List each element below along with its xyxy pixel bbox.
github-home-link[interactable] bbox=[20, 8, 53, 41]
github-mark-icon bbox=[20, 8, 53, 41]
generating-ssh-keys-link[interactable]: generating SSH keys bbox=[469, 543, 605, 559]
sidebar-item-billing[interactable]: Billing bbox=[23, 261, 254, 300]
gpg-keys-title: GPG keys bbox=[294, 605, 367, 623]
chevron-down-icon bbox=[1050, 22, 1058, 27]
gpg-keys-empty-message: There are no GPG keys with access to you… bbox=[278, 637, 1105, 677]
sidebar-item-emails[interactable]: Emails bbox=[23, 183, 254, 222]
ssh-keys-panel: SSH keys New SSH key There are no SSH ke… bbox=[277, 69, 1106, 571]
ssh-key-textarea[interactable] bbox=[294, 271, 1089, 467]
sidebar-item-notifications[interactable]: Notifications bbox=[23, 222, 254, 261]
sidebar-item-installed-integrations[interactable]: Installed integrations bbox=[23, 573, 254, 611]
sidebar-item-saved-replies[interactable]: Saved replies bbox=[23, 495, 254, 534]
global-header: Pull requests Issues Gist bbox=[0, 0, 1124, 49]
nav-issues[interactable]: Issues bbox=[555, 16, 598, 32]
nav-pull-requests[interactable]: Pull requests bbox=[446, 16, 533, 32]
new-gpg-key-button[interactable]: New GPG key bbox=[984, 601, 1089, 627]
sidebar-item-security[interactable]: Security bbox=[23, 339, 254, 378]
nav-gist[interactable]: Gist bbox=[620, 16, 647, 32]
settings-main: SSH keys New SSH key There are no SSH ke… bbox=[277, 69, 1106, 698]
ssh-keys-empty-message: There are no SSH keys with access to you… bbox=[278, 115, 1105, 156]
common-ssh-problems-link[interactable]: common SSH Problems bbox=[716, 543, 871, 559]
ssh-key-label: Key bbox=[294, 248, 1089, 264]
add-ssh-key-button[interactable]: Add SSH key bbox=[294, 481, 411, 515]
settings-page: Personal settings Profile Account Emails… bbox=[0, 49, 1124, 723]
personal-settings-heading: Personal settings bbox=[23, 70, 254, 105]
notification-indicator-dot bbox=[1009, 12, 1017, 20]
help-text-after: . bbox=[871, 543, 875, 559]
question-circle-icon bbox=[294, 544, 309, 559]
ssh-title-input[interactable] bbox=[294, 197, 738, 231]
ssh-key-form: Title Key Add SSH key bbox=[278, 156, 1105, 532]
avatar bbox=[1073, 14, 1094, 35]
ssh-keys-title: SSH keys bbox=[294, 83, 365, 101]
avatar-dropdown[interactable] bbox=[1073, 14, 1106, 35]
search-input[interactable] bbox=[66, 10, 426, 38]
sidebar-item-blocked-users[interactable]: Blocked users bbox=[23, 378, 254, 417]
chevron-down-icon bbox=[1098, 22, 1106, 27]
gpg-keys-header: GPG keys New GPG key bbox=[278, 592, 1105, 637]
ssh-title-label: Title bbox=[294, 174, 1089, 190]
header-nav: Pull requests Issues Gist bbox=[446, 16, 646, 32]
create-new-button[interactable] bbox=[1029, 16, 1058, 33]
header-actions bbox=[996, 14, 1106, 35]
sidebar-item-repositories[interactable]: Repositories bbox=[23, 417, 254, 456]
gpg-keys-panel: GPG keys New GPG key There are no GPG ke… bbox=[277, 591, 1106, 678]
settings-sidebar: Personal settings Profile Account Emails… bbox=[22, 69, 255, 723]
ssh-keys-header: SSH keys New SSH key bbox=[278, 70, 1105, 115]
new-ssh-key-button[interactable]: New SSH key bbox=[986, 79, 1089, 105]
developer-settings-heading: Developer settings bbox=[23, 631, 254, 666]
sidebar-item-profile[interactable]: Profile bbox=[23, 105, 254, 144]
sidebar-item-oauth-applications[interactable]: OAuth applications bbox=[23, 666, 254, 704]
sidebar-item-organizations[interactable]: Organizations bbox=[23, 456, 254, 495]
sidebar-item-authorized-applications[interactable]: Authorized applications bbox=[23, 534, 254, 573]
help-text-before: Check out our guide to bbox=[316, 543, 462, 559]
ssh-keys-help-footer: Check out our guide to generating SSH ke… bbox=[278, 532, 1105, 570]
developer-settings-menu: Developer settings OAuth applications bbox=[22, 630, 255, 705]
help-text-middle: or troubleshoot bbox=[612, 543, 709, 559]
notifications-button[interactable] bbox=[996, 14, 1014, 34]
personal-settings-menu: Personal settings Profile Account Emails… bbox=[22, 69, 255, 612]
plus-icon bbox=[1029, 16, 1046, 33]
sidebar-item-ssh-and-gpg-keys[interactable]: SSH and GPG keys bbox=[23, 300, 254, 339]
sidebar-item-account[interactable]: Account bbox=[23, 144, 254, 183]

____________________

Recast every line of the records above as a JSON list of strings, one string per line, omitting blank lines.

[
  "List each element below along with its xyxy pixel bbox.",
  "github-home-link[interactable] bbox=[20, 8, 53, 41]",
  "github-mark-icon bbox=[20, 8, 53, 41]",
  "generating-ssh-keys-link[interactable]: generating SSH keys bbox=[469, 543, 605, 559]",
  "sidebar-item-billing[interactable]: Billing bbox=[23, 261, 254, 300]",
  "gpg-keys-title: GPG keys bbox=[294, 605, 367, 623]",
  "chevron-down-icon bbox=[1050, 22, 1058, 27]",
  "gpg-keys-empty-message: There are no GPG keys with access to you… bbox=[278, 637, 1105, 677]",
  "sidebar-item-emails[interactable]: Emails bbox=[23, 183, 254, 222]",
  "ssh-keys-panel: SSH keys New SSH key There are no SSH ke… bbox=[277, 69, 1106, 571]",
  "ssh-key-textarea[interactable] bbox=[294, 271, 1089, 467]",
  "sidebar-item-notifications[interactable]: Notifications bbox=[23, 222, 254, 261]",
  "sidebar-item-installed-integrations[interactable]: Installed integrations bbox=[23, 573, 254, 611]",
  "sidebar-item-saved-replies[interactable]: Saved replies bbox=[23, 495, 254, 534]",
  "global-header: Pull requests Issues Gist bbox=[0, 0, 1124, 49]",
  "nav-issues[interactable]: Issues bbox=[555, 16, 598, 32]",
  "nav-pull-requests[interactable]: Pull requests bbox=[446, 16, 533, 32]",
  "new-gpg-key-button[interactable]: New GPG key bbox=[984, 601, 1089, 627]",
  "sidebar-item-security[interactable]: Security bbox=[23, 339, 254, 378]",
  "nav-gist[interactable]: Gist bbox=[620, 16, 647, 32]",
  "settings-main: SSH keys New SSH key There are no SSH ke… bbox=[277, 69, 1106, 698]",
  "ssh-keys-empty-message: There are no SSH keys with access to you… bbox=[278, 115, 1105, 156]",
  "common-ssh-problems-link[interactable]: common SSH Problems bbox=[716, 543, 871, 559]",
  "ssh-key-label: Key bbox=[294, 248, 1089, 264]",
  "add-ssh-key-button[interactable]: Add SSH key bbox=[294, 481, 411, 515]",
  "settings-page: Personal settings Profile Account Emails… bbox=[0, 49, 1124, 723]",
  "personal-settings-heading: Personal settings bbox=[23, 70, 254, 105]",
  "notification-indicator-dot bbox=[1009, 12, 1017, 20]",
  "help-text-after: . bbox=[871, 543, 875, 559]",
  "question-circle-icon bbox=[294, 544, 309, 559]",
  "ssh-title-input[interactable] bbox=[294, 197, 738, 231]",
  "ssh-key-form: Title Key Add SSH key bbox=[278, 156, 1105, 532]",
  "avatar bbox=[1073, 14, 1094, 35]",
  "ssh-keys-title: SSH keys bbox=[294, 83, 365, 101]",
  "avatar-dropdown[interactable] bbox=[1073, 14, 1106, 35]",
  "search-input[interactable] bbox=[66, 10, 426, 38]",
  "sidebar-item-blocked-users[interactable]: Blocked users bbox=[23, 378, 254, 417]",
  "chevron-down-icon bbox=[1098, 22, 1106, 27]",
  "gpg-keys-header: GPG keys New GPG key bbox=[278, 592, 1105, 637]",
  "ssh-title-label: Title bbox=[294, 174, 1089, 190]",
  "header-nav: Pull requests Issues Gist bbox=[446, 16, 646, 32]",
  "create-new-button[interactable] bbox=[1029, 16, 1058, 33]",
  "header-actions bbox=[996, 14, 1106, 35]",
  "sidebar-item-repositories[interactable]: Repositories bbox=[23, 417, 254, 456]",
  "gpg-keys-panel: GPG keys New GPG key There are no GPG ke… bbox=[277, 591, 1106, 678]",
  "settings-sidebar: Personal settings Profile Account Emails… bbox=[22, 69, 255, 723]",
  "ssh-keys-header: SSH keys New SSH key bbox=[278, 70, 1105, 115]",
  "new-ssh-key-button[interactable]: New SSH key bbox=[986, 79, 1089, 105]",
  "developer-settings-heading: Developer settings bbox=[23, 631, 254, 666]",
  "sidebar-item-profile[interactable]: Profile bbox=[23, 105, 254, 144]",
  "sidebar-item-oauth-applications[interactable]: OAuth applications bbox=[23, 666, 254, 704]",
  "sidebar-item-organizations[interactable]: Organizations bbox=[23, 456, 254, 495]",
  "sidebar-item-authorized-applications[interactable]: Authorized applications bbox=[23, 534, 254, 573]",
  "help-text-before: Check out our guide to bbox=[316, 543, 462, 559]",
  "ssh-keys-help-footer: Check out our guide to generating SSH ke… bbox=[278, 532, 1105, 570]",
  "developer-settings-menu: Developer settings OAuth applications bbox=[22, 630, 255, 705]",
  "help-text-middle: or troubleshoot bbox=[612, 543, 709, 559]",
  "notifications-button[interactable] bbox=[996, 14, 1014, 34]",
  "personal-settings-menu: Personal settings Profile Account Emails… bbox=[22, 69, 255, 612]",
  "plus-icon bbox=[1029, 16, 1046, 33]",
  "sidebar-item-ssh-and-gpg-keys[interactable]: SSH and GPG keys bbox=[23, 300, 254, 339]",
  "sidebar-item-account[interactable]: Account bbox=[23, 144, 254, 183]"
]